• [Data excerpts]
⁂

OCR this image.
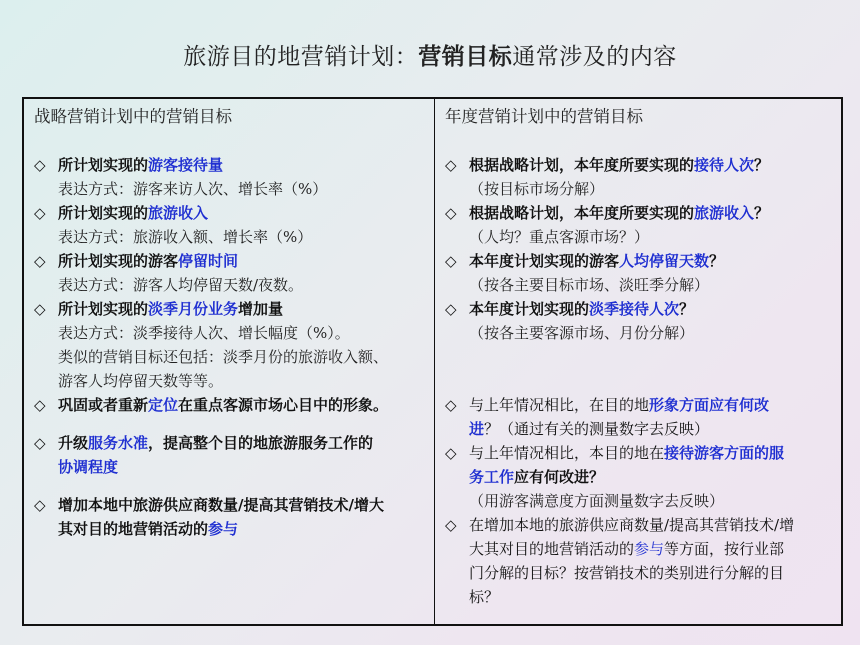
旅游目的地营销计划：营销目标通常涉及的内容
战略营销计划中的营销目标
◇ 所计划实现的游客接待量
表达方式：游客来访人次、增长率（%）
◇ 所计划实现的旅游收入
表达方式：旅游收入额、增长率（%）
◇ 所计划实现的游客停留时间
表达方式：游客人均停留天数/夜数。
◇ 所计划实现的淡季月份业务增加量
表达方式：淡季接待人次、增长幅度（%）。
类似的营销目标还包括：淡季月份的旅游收入额、
游客人均停留天数等等。
◇ 巩固或者重新定位在重点客源市场心目中的形象。
◇ 升级服务水准，提高整个目的地旅游服务工作的
协调程度
◇ 增加本地中旅游供应商数量/提高其营销技术/增大
其对目的地营销活动的参与
年度营销计划中的营销目标
◇ 根据战略计划，本年度所要实现的接待人次？
（按目标市场分解）
◇ 根据战略计划，本年度所要实现的旅游收入？
（人均？重点客源市场？）
◇ 本年度计划实现的游客人均停留天数？
（按各主要目标市场、淡旺季分解）
◇ 本年度计划实现的淡季接待人次？
（按各主要客源市场、月份分解）
◇ 与上年情况相比，在目的地形象方面应有何改
进？（通过有关的测量数字去反映）
◇ 与上年情况相比，本目的地在接待游客方面的服
务工作应有何改进？
（用游客满意度方面测量数字去反映）
◇ 在增加本地的旅游供应商数量/提高其营销技术/增
大其对目的地营销活动的参与等方面，按行业部
门分解的目标？按营销技术的类别进行分解的目
标？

⁂

• [WORK TO COMPLETE] Among the records above, find each line holding the string "提高其营销技术" and pull it out.

• [ANSWER TO THE EXERCISE]
◇ 增加本地中旅游供应商数量/提高其营销技术/增大
◇ 在增加本地的旅游供应商数量/提高其营销技术/增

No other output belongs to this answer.